** Begin **

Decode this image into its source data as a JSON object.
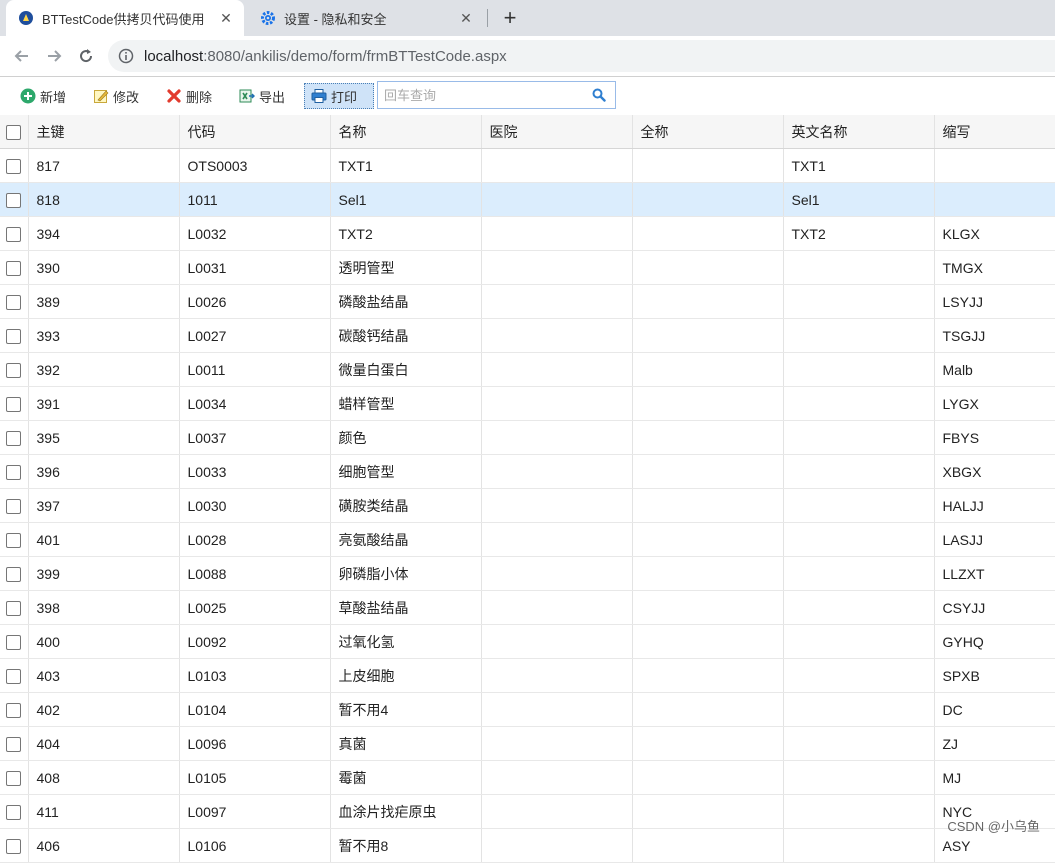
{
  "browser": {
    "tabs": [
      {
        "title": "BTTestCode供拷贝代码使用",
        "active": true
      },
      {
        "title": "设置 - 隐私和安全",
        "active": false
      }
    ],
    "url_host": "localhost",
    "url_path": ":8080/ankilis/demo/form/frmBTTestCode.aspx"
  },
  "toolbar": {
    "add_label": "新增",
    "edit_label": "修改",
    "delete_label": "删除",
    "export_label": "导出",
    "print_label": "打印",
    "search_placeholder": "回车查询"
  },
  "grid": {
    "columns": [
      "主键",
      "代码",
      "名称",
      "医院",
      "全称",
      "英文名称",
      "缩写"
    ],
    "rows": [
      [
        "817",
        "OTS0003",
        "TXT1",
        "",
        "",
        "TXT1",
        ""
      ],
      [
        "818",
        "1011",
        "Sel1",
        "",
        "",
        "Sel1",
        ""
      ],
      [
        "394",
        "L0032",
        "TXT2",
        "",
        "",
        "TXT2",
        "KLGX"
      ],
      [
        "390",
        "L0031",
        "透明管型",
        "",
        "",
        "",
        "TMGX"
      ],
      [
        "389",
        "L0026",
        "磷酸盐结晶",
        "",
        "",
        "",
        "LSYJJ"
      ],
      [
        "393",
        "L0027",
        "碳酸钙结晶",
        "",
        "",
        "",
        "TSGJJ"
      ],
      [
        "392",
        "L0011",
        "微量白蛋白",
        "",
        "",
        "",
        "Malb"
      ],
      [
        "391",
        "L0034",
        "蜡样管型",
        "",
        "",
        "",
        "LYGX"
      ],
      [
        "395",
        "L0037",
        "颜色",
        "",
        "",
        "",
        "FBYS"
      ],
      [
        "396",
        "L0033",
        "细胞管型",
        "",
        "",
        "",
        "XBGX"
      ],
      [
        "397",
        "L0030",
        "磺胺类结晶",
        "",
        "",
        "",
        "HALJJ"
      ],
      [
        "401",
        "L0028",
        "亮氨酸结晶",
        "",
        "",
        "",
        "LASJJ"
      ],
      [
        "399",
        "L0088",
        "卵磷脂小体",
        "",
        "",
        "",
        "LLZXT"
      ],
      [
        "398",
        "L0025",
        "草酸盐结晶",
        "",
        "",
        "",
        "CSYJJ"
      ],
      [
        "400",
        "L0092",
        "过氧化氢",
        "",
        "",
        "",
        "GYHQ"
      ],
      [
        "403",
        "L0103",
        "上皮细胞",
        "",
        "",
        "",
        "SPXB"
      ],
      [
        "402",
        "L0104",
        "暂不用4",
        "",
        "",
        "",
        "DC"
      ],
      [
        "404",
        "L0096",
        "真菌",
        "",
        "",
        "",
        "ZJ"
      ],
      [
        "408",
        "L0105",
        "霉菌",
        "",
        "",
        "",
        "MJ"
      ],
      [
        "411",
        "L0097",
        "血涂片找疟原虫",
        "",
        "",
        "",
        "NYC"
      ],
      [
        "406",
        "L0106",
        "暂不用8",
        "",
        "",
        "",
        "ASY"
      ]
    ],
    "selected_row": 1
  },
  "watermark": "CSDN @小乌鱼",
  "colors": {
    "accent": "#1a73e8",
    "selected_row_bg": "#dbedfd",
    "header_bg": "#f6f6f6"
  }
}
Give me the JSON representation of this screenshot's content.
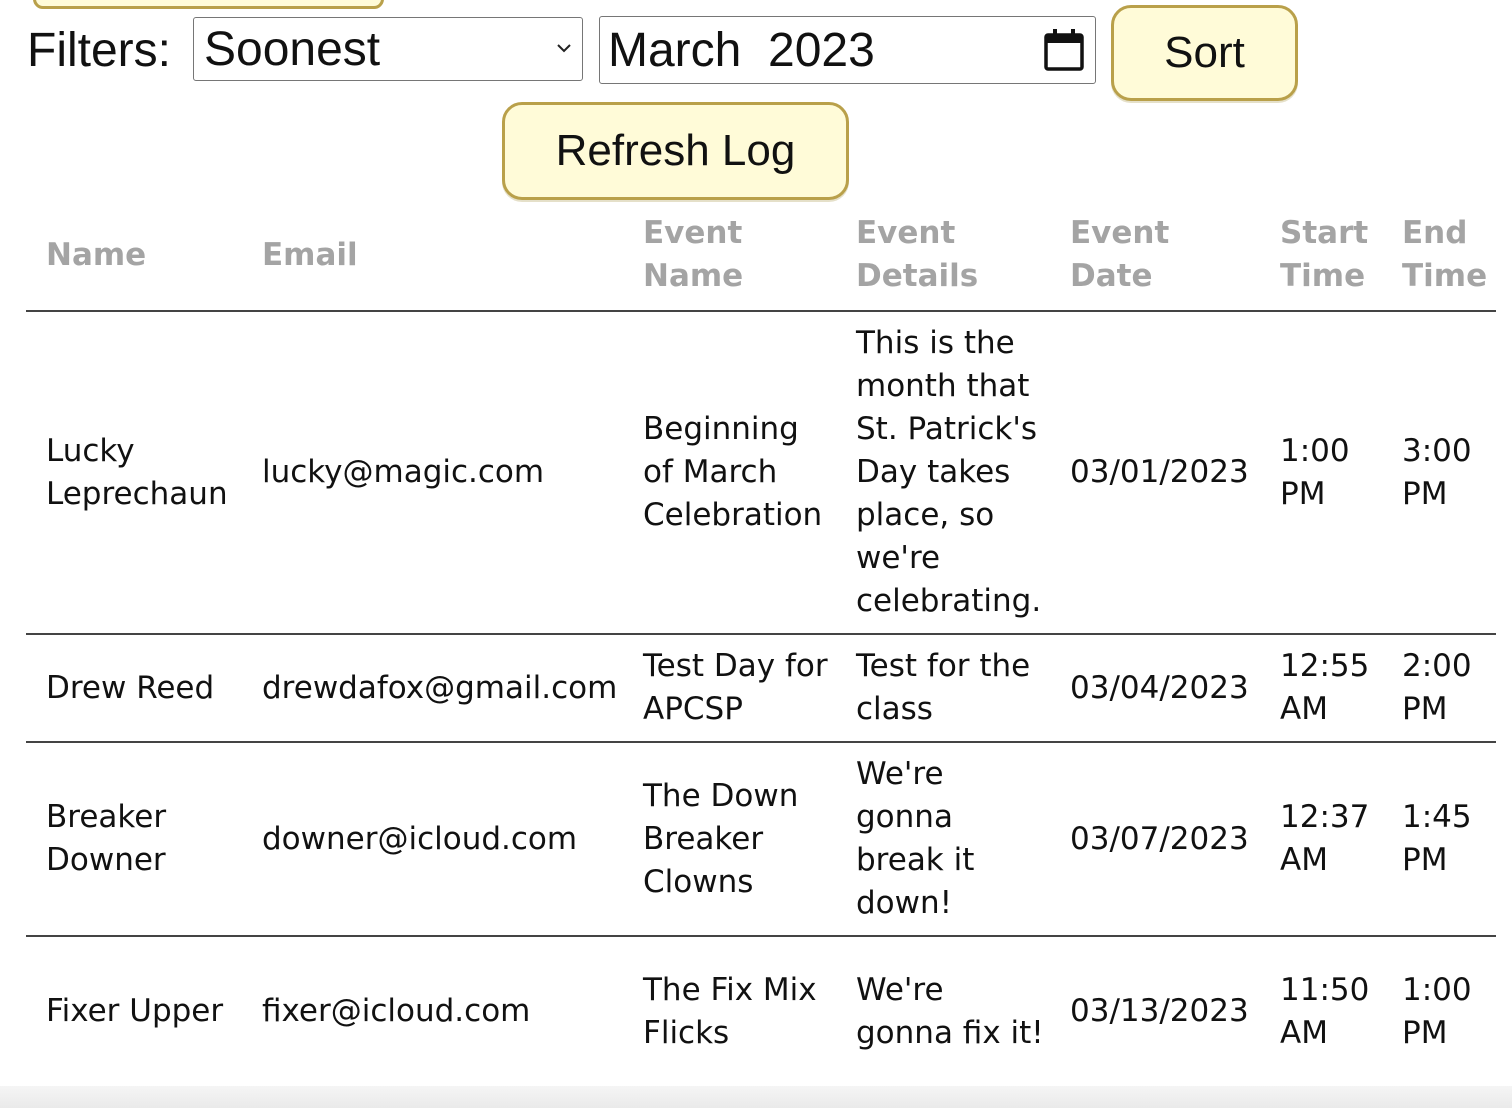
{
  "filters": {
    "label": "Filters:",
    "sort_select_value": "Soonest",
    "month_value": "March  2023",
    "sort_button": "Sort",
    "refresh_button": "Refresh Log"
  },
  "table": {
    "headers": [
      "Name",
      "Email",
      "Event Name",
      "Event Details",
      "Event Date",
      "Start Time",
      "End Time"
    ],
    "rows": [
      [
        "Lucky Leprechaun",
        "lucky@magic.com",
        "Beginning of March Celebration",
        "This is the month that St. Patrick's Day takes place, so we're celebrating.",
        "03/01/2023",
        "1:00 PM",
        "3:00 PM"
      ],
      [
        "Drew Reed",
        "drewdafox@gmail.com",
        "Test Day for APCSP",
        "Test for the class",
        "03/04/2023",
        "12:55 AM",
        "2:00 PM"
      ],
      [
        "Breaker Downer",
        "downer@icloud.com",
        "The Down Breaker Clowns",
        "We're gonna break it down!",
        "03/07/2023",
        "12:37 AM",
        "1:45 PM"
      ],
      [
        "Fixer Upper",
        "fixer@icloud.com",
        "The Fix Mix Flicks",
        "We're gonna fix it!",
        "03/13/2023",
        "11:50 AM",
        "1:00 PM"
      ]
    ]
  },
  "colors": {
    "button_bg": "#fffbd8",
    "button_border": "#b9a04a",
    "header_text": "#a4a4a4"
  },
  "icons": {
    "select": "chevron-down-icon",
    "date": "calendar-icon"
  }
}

** End **

Exercise: Set the pictures aside and transcribe the data above exactly.

Final result:
Decode this image into its source data as a JSON object.
{
  "browser": {
    "tabs": [
      {
        "title": "BTTestCode供拷贝代码使用",
        "active": true
      },
      {
        "title": "设置 - 隐私和安全",
        "active": false
      }
    ],
    "url_host": "localhost",
    "url_path": ":8080/ankilis/demo/form/frmBTTestCode.aspx"
  },
  "toolbar": {
    "add_label": "新增",
    "edit_label": "修改",
    "delete_label": "删除",
    "export_label": "导出",
    "print_label": "打印",
    "search_placeholder": "回车查询"
  },
  "grid": {
    "columns": [
      "主键",
      "代码",
      "名称",
      "医院",
      "全称",
      "英文名称",
      "缩写"
    ],
    "rows": [
      [
        "817",
        "OTS0003",
        "TXT1",
        "",
        "",
        "TXT1",
        ""
      ],
      [
        "818",
        "1011",
        "Sel1",
        "",
        "",
        "Sel1",
        ""
      ],
      [
        "394",
        "L0032",
        "TXT2",
        "",
        "",
        "TXT2",
        "KLGX"
      ],
      [
        "390",
        "L0031",
        "透明管型",
        "",
        "",
        "",
        "TMGX"
      ],
      [
        "389",
        "L0026",
        "磷酸盐结晶",
        "",
        "",
        "",
        "LSYJJ"
      ],
      [
        "393",
        "L0027",
        "碳酸钙结晶",
        "",
        "",
        "",
        "TSGJJ"
      ],
      [
        "392",
        "L0011",
        "微量白蛋白",
        "",
        "",
        "",
        "Malb"
      ],
      [
        "391",
        "L0034",
        "蜡样管型",
        "",
        "",
        "",
        "LYGX"
      ],
      [
        "395",
        "L0037",
        "颜色",
        "",
        "",
        "",
        "FBYS"
      ],
      [
        "396",
        "L0033",
        "细胞管型",
        "",
        "",
        "",
        "XBGX"
      ],
      [
        "397",
        "L0030",
        "磺胺类结晶",
        "",
        "",
        "",
        "HALJJ"
      ],
      [
        "401",
        "L0028",
        "亮氨酸结晶",
        "",
        "",
        "",
        "LASJJ"
      ],
      [
        "399",
        "L0088",
        "卵磷脂小体",
        "",
        "",
        "",
        "LLZXT"
      ],
      [
        "398",
        "L0025",
        "草酸盐结晶",
        "",
        "",
        "",
        "CSYJJ"
      ],
      [
        "400",
        "L0092",
        "过氧化氢",
        "",
        "",
        "",
        "GYHQ"
      ],
      [
        "403",
        "L0103",
        "上皮细胞",
        "",
        "",
        "",
        "SPXB"
      ],
      [
        "402",
        "L0104",
        "暂不用4",
        "",
        "",
        "",
        "DC"
      ],
      [
        "404",
        "L0096",
        "真菌",
        "",
        "",
        "",
        "ZJ"
      ],
      [
        "408",
        "L0105",
        "霉菌",
        "",
        "",
        "",
        "MJ"
      ],
      [
        "411",
        "L0097",
        "血涂片找疟原虫",
        "",
        "",
        "",
        "NYC"
      ],
      [
        "406",
        "L0106",
        "暂不用8",
        "",
        "",
        "",
        "ASY"
      ]
    ],
    "selected_row": 1
  },
  "watermark": "CSDN @小乌鱼",
  "colors": {
    "accent": "#1a73e8",
    "selected_row_bg": "#dbedfd",
    "header_bg": "#f6f6f6"
  }
}
Give me the JSON representation of this screenshot's content.
{
  "filters": {
    "label": "Filters:",
    "sort_select_value": "Soonest",
    "month_value": "March  2023",
    "sort_button": "Sort",
    "refresh_button": "Refresh Log"
  },
  "table": {
    "headers": [
      "Name",
      "Email",
      "Event Name",
      "Event Details",
      "Event Date",
      "Start Time",
      "End Time"
    ],
    "rows": [
      [
        "Lucky Leprechaun",
        "lucky@magic.com",
        "Beginning of March Celebration",
        "This is the month that St. Patrick's Day takes place, so we're celebrating.",
        "03/01/2023",
        "1:00 PM",
        "3:00 PM"
      ],
      [
        "Drew Reed",
        "drewdafox@gmail.com",
        "Test Day for APCSP",
        "Test for the class",
        "03/04/2023",
        "12:55 AM",
        "2:00 PM"
      ],
      [
        "Breaker Downer",
        "downer@icloud.com",
        "The Down Breaker Clowns",
        "We're gonna break it down!",
        "03/07/2023",
        "12:37 AM",
        "1:45 PM"
      ],
      [
        "Fixer Upper",
        "fixer@icloud.com",
        "The Fix Mix Flicks",
        "We're gonna fix it!",
        "03/13/2023",
        "11:50 AM",
        "1:00 PM"
      ]
    ]
  },
  "colors": {
    "button_bg": "#fffbd8",
    "button_border": "#b9a04a",
    "header_text": "#a4a4a4"
  },
  "icons": {
    "select": "chevron-down-icon",
    "date": "calendar-icon"
  }
}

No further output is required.